■ RAW RECORDS ■
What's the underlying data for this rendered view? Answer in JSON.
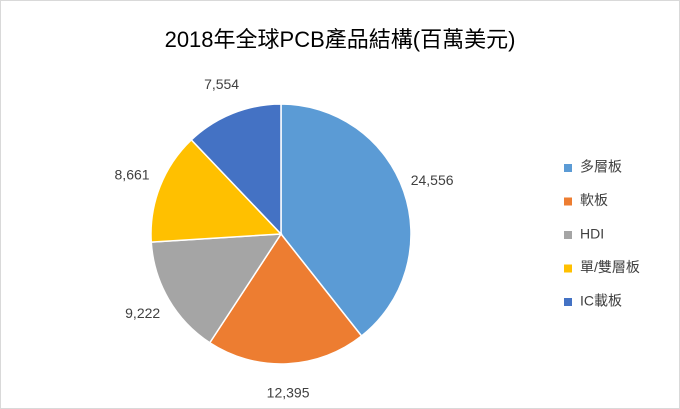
{
  "chart_data": {
    "type": "pie",
    "title": "2018年全球PCB產品結構(百萬美元)",
    "categories": [
      "多層板",
      "軟板",
      "HDI",
      "單/雙層板",
      "IC載板"
    ],
    "values": [
      24556,
      12395,
      9222,
      8661,
      7554
    ],
    "value_labels": [
      "24,556",
      "12,395",
      "9,222",
      "8,661",
      "7,554"
    ],
    "colors": [
      "#5b9bd5",
      "#ed7d31",
      "#a5a5a5",
      "#ffc000",
      "#4472c4"
    ],
    "legend": "right"
  }
}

■ WHAT YOU HAVE TO DO ■
Repeat the data in full and exactly. Omit pictures.

■ WRITTEN SOLUTION ■
What's the underlying data for this rendered view? Answer in JSON.
{
  "chart_data": {
    "type": "pie",
    "title": "2018年全球PCB產品結構(百萬美元)",
    "categories": [
      "多層板",
      "軟板",
      "HDI",
      "單/雙層板",
      "IC載板"
    ],
    "values": [
      24556,
      12395,
      9222,
      8661,
      7554
    ],
    "value_labels": [
      "24,556",
      "12,395",
      "9,222",
      "8,661",
      "7,554"
    ],
    "colors": [
      "#5b9bd5",
      "#ed7d31",
      "#a5a5a5",
      "#ffc000",
      "#4472c4"
    ],
    "legend": "right"
  }
}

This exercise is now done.